--- start Input records ---

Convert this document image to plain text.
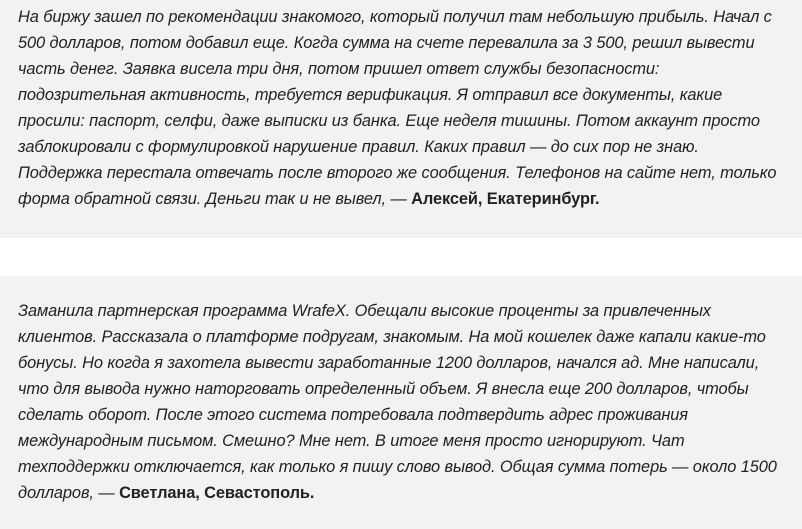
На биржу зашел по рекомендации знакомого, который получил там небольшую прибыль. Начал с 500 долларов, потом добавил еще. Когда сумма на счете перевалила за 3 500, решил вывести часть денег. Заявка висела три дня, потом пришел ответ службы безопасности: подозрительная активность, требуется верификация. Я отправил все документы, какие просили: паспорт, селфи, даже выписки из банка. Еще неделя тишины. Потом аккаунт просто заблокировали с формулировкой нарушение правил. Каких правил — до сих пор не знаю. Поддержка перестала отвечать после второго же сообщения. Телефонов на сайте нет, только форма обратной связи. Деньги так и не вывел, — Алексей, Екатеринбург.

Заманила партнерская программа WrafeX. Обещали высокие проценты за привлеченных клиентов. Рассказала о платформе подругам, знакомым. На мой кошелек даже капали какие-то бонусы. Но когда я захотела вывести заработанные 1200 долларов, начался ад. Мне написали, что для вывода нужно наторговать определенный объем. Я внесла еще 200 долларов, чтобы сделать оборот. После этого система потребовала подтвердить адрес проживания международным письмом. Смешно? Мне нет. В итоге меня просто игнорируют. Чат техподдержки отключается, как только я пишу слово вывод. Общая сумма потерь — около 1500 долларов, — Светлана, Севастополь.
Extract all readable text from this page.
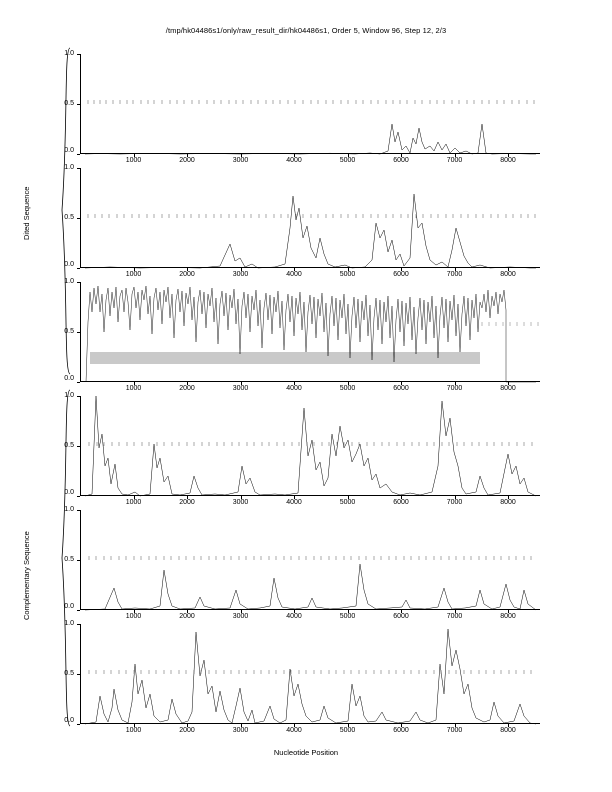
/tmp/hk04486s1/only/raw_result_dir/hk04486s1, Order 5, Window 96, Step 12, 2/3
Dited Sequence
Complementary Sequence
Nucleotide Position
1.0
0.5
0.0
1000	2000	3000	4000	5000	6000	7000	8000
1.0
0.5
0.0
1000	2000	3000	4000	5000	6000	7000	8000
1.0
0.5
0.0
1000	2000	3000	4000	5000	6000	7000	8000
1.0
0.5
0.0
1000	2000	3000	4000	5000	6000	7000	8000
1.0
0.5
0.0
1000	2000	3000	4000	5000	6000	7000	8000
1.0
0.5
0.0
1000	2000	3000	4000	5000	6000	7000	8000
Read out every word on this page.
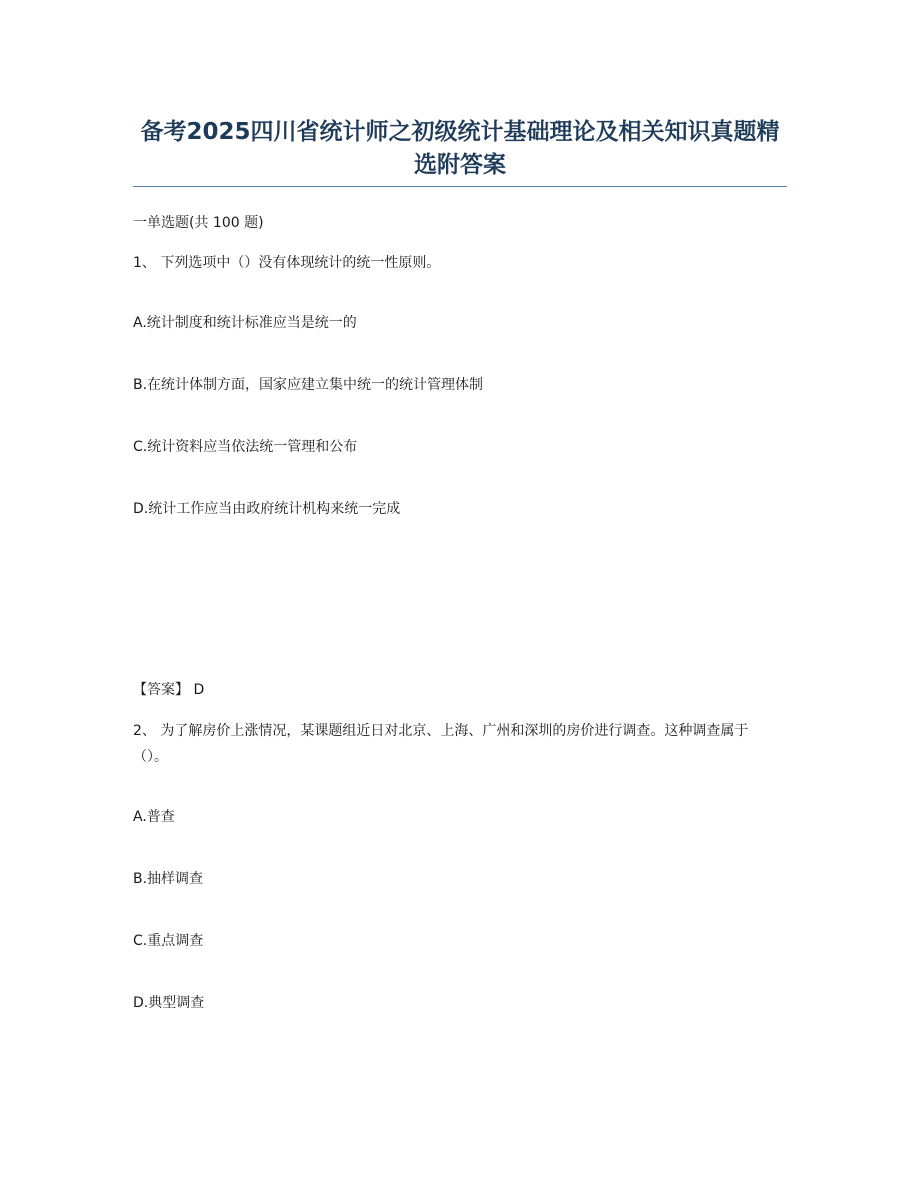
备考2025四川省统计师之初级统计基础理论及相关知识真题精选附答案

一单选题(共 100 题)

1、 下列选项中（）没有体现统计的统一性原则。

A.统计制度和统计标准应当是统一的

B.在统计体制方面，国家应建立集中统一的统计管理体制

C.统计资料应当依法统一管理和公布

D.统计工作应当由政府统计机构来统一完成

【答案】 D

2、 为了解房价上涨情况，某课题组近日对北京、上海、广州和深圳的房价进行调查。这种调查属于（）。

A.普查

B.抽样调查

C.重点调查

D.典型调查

--- end Input records ---
--- start Input records ---

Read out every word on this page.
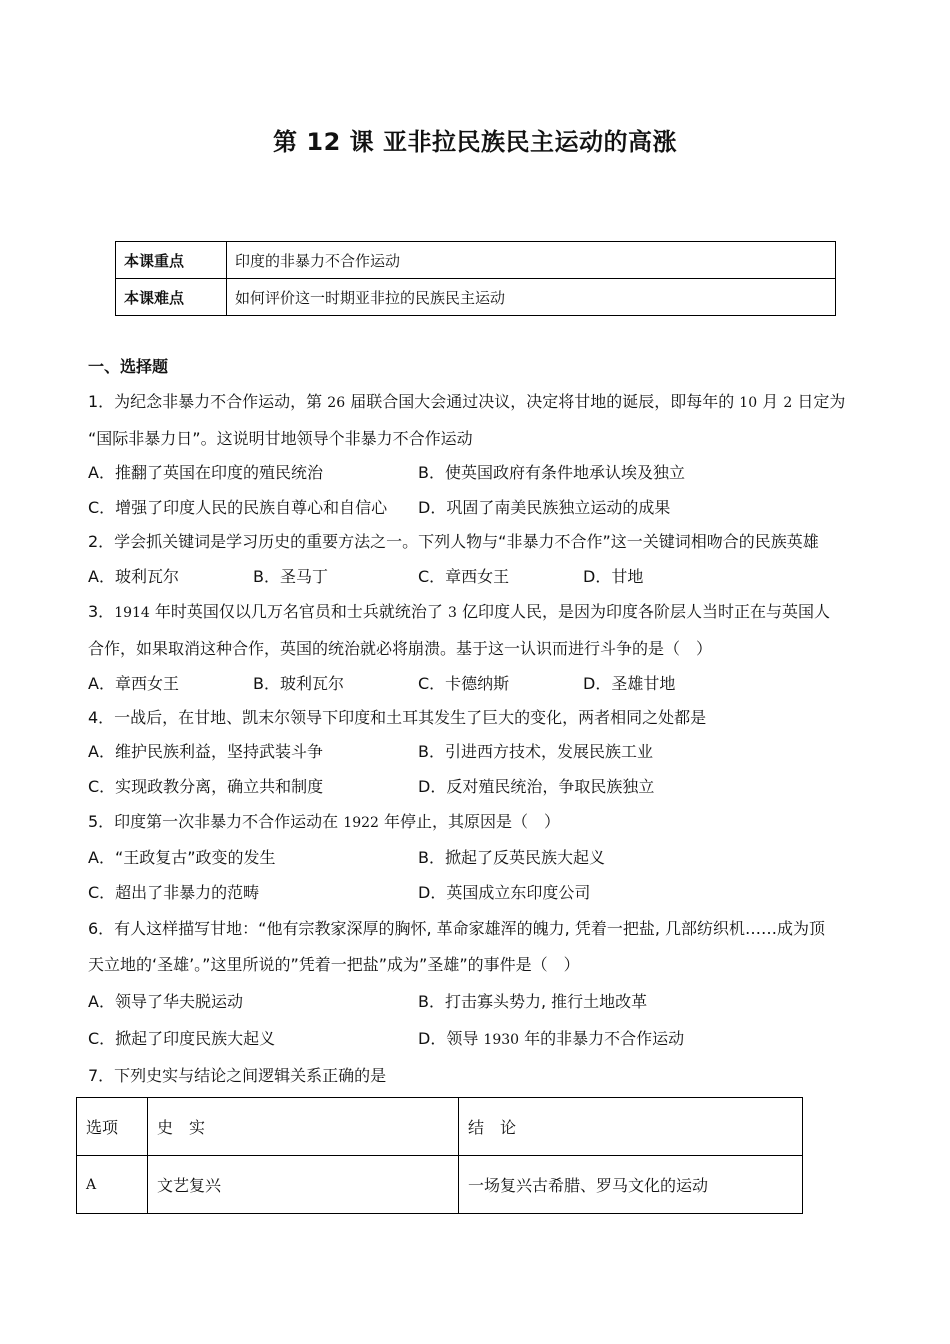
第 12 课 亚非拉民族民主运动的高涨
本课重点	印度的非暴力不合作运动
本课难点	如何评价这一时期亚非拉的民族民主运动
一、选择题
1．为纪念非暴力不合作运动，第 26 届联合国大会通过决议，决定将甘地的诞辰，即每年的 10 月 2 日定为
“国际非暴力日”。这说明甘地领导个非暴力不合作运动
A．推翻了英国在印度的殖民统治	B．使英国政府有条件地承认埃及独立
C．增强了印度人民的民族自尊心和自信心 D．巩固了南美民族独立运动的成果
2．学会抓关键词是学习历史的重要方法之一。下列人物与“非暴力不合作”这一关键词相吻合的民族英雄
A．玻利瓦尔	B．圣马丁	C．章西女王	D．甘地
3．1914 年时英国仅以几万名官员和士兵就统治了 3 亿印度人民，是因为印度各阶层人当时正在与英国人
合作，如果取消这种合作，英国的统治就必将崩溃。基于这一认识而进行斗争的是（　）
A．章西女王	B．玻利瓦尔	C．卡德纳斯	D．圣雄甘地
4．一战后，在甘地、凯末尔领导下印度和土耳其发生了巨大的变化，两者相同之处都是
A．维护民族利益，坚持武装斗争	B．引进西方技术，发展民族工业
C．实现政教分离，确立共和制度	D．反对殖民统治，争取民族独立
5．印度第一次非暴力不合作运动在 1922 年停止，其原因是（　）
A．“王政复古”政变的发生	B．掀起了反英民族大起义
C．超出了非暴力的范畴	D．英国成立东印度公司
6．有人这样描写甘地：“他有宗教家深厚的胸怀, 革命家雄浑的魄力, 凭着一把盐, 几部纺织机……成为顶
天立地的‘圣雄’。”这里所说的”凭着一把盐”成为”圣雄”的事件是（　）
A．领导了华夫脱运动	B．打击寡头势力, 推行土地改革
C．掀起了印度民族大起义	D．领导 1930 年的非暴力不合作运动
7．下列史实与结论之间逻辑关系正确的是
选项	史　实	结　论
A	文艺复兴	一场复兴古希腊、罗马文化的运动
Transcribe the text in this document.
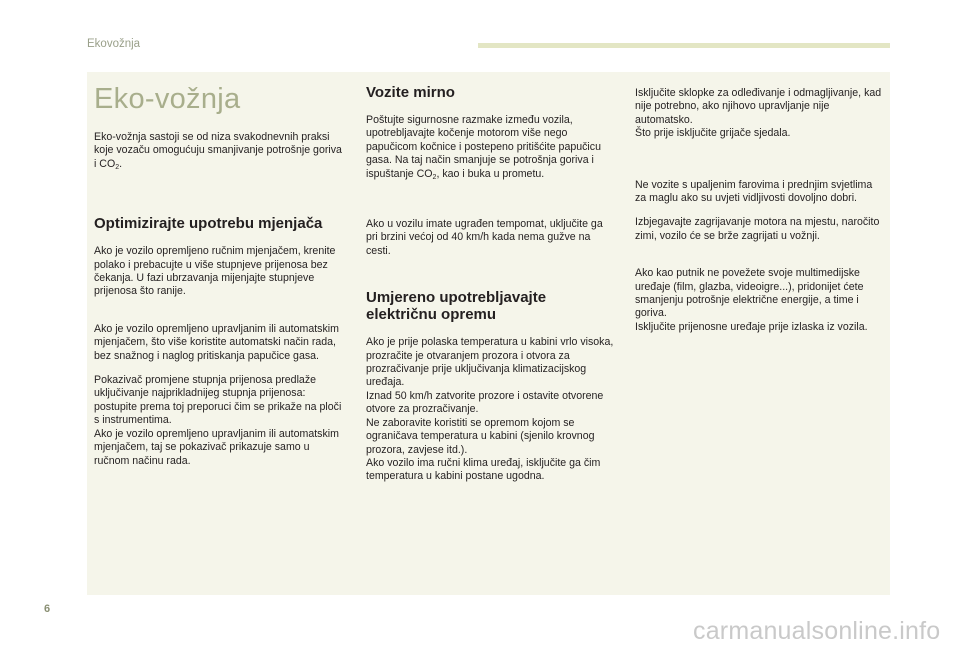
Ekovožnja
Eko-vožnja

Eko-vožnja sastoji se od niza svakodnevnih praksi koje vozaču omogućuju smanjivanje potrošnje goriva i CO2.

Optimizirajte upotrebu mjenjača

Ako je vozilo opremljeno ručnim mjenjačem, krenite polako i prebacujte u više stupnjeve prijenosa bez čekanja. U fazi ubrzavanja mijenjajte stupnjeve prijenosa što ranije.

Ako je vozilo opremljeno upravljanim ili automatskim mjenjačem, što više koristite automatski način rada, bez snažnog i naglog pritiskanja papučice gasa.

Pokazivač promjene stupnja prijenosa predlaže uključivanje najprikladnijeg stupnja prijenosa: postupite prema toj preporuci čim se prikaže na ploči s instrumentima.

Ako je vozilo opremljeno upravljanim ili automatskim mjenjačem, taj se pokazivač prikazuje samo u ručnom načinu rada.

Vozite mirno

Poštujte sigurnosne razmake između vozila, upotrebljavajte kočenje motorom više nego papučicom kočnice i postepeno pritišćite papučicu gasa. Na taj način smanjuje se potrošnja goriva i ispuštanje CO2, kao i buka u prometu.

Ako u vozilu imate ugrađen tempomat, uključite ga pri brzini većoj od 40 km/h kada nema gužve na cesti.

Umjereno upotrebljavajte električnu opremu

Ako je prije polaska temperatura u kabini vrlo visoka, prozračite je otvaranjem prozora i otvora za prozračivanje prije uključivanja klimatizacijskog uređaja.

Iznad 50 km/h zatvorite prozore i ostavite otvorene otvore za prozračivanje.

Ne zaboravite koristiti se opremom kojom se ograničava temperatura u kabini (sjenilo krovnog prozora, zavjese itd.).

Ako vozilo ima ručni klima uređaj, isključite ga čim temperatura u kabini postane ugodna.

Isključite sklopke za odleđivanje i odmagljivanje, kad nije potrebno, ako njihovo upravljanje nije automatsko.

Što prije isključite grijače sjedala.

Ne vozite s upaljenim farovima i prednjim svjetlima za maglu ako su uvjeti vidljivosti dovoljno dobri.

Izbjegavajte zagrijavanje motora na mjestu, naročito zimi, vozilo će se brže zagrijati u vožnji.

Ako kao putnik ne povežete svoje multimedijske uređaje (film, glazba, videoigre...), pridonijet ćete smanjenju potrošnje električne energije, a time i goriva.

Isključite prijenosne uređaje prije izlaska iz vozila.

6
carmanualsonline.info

--- end Input records ---
--- start Input records ---

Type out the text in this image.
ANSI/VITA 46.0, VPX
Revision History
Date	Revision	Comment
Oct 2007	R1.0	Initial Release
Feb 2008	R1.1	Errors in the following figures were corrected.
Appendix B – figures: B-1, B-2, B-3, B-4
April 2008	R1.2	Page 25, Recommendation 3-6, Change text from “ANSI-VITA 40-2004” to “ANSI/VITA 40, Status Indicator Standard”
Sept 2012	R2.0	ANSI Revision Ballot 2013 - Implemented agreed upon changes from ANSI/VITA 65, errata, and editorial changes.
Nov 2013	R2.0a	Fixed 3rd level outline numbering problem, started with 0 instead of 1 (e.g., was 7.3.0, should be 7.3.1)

--- end Input records ---

__Goal of the exercise__
Each line above that holds the string "upravljanim" should be copied and shown.

__The output__
Ako je vozilo opremljeno upravljanim ili automatskim mjenjačem, što više koristite automatski način rada, bez snažnog i naglog pritiskanja papučice gasa.
Ako je vozilo opremljeno upravljanim ili automatskim mjenjačem, taj se pokazivač prikazuje samo u ručnom načinu rada.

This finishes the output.